# [What the task asks]
Can you give all the records again without altering a single character?

%%

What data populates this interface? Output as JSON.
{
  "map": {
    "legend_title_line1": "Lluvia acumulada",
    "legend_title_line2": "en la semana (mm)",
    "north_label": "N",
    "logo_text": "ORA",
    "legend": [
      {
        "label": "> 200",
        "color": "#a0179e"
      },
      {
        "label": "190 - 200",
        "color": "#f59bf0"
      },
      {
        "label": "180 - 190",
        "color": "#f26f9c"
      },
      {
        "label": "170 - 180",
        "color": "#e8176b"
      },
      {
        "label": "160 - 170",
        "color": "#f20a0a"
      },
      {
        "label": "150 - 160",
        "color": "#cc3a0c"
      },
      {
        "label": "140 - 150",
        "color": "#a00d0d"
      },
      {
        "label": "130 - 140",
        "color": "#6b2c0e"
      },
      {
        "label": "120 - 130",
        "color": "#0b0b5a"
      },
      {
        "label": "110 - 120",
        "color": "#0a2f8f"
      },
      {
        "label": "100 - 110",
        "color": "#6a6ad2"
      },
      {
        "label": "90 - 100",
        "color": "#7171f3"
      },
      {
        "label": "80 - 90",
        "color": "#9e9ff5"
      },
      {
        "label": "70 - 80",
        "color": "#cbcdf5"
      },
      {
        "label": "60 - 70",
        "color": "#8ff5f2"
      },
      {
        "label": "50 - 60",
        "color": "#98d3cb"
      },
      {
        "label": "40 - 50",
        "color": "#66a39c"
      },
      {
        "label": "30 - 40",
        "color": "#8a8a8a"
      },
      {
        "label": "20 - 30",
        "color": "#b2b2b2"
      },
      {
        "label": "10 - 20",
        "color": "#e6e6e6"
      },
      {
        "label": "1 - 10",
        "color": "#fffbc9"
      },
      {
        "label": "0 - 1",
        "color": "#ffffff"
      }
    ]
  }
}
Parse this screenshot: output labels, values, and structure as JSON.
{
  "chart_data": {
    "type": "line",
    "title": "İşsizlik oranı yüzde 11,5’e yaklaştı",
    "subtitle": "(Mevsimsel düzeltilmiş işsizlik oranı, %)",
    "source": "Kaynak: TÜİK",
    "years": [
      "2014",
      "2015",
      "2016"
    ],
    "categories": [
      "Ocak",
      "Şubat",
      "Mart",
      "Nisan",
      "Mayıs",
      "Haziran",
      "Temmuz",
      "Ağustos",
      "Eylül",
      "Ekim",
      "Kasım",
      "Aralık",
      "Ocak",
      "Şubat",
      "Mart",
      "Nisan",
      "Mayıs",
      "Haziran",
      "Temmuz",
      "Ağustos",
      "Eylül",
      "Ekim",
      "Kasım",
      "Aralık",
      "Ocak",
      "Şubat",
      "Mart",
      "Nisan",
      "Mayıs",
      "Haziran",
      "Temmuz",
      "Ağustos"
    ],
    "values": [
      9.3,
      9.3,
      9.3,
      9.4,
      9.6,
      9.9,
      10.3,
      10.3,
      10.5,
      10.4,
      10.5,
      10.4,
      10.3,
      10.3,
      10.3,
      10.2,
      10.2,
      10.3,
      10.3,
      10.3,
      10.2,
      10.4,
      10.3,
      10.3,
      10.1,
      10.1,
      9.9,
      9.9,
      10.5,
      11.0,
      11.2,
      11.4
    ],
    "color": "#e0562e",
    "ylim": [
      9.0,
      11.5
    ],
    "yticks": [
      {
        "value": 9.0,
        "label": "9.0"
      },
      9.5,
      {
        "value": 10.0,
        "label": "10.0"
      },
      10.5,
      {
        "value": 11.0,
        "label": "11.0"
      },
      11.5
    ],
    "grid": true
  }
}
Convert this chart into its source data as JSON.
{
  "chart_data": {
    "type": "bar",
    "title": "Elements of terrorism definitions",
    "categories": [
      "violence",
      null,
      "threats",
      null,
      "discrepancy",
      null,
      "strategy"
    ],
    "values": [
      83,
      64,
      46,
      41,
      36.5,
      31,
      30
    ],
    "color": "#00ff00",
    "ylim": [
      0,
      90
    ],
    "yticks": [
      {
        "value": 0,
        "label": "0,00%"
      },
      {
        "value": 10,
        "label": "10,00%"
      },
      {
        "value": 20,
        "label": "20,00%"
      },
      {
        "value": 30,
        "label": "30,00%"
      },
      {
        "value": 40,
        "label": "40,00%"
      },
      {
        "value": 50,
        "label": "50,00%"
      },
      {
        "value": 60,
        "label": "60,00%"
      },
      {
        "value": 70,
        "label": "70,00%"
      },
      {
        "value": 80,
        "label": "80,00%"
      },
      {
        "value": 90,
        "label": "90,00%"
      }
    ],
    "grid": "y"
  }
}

%%

# [Answer to this task]
What data populates this interface? Output as JSON.
{
  "map": {
    "legend_title_line1": "Lluvia acumulada",
    "legend_title_line2": "en la semana (mm)",
    "north_label": "N",
    "logo_text": "ORA",
    "legend": [
      {
        "label": "> 200",
        "color": "#a0179e"
      },
      {
        "label": "190 - 200",
        "color": "#f59bf0"
      },
      {
        "label": "180 - 190",
        "color": "#f26f9c"
      },
      {
        "label": "170 - 180",
        "color": "#e8176b"
      },
      {
        "label": "160 - 170",
        "color": "#f20a0a"
      },
      {
        "label": "150 - 160",
        "color": "#cc3a0c"
      },
      {
        "label": "140 - 150",
        "color": "#a00d0d"
      },
      {
        "label": "130 - 140",
        "color": "#6b2c0e"
      },
      {
        "label": "120 - 130",
        "color": "#0b0b5a"
      },
      {
        "label": "110 - 120",
        "color": "#0a2f8f"
      },
      {
        "label": "100 - 110",
        "color": "#6a6ad2"
      },
      {
        "label": "90 - 100",
        "color": "#7171f3"
      },
      {
        "label": "80 - 90",
        "color": "#9e9ff5"
      },
      {
        "label": "70 - 80",
        "color": "#cbcdf5"
      },
      {
        "label": "60 - 70",
        "color": "#8ff5f2"
      },
      {
        "label": "50 - 60",
        "color": "#98d3cb"
      },
      {
        "label": "40 - 50",
        "color": "#66a39c"
      },
      {
        "label": "30 - 40",
        "color": "#8a8a8a"
      },
      {
        "label": "20 - 30",
        "color": "#b2b2b2"
      },
      {
        "label": "10 - 20",
        "color": "#e6e6e6"
      },
      {
        "label": "1 - 10",
        "color": "#fffbc9"
      },
      {
        "label": "0 - 1",
        "color": "#ffffff"
      }
    ]
  }
}
Parse this screenshot: output labels, values, and structure as JSON.
{
  "chart_data": {
    "type": "line",
    "title": "İşsizlik oranı yüzde 11,5’e yaklaştı",
    "subtitle": "(Mevsimsel düzeltilmiş işsizlik oranı, %)",
    "source": "Kaynak: TÜİK",
    "years": [
      "2014",
      "2015",
      "2016"
    ],
    "categories": [
      "Ocak",
      "Şubat",
      "Mart",
      "Nisan",
      "Mayıs",
      "Haziran",
      "Temmuz",
      "Ağustos",
      "Eylül",
      "Ekim",
      "Kasım",
      "Aralık",
      "Ocak",
      "Şubat",
      "Mart",
      "Nisan",
      "Mayıs",
      "Haziran",
      "Temmuz",
      "Ağustos",
      "Eylül",
      "Ekim",
      "Kasım",
      "Aralık",
      "Ocak",
      "Şubat",
      "Mart",
      "Nisan",
      "Mayıs",
      "Haziran",
      "Temmuz",
      "Ağustos"
    ],
    "values": [
      9.3,
      9.3,
      9.3,
      9.4,
      9.6,
      9.9,
      10.3,
      10.3,
      10.5,
      10.4,
      10.5,
      10.4,
      10.3,
      10.3,
      10.3,
      10.2,
      10.2,
      10.3,
      10.3,
      10.3,
      10.2,
      10.4,
      10.3,
      10.3,
      10.1,
      10.1,
      9.9,
      9.9,
      10.5,
      11.0,
      11.2,
      11.4
    ],
    "color": "#e0562e",
    "ylim": [
      9.0,
      11.5
    ],
    "yticks": [
      {
        "value": 9.0,
        "label": "9.0"
      },
      9.5,
      {
        "value": 10.0,
        "label": "10.0"
      },
      10.5,
      {
        "value": 11.0,
        "label": "11.0"
      },
      11.5
    ],
    "grid": true
  }
}
Convert this chart into its source data as JSON.
{
  "chart_data": {
    "type": "bar",
    "title": "Elements of terrorism definitions",
    "categories": [
      "violence",
      null,
      "threats",
      null,
      "discrepancy",
      null,
      "strategy"
    ],
    "values": [
      83,
      64,
      46,
      41,
      36.5,
      31,
      30
    ],
    "color": "#00ff00",
    "ylim": [
      0,
      90
    ],
    "yticks": [
      {
        "value": 0,
        "label": "0,00%"
      },
      {
        "value": 10,
        "label": "10,00%"
      },
      {
        "value": 20,
        "label": "20,00%"
      },
      {
        "value": 30,
        "label": "30,00%"
      },
      {
        "value": 40,
        "label": "40,00%"
      },
      {
        "value": 50,
        "label": "50,00%"
      },
      {
        "value": 60,
        "label": "60,00%"
      },
      {
        "value": 70,
        "label": "70,00%"
      },
      {
        "value": 80,
        "label": "80,00%"
      },
      {
        "value": 90,
        "label": "90,00%"
      }
    ],
    "grid": "y"
  }
}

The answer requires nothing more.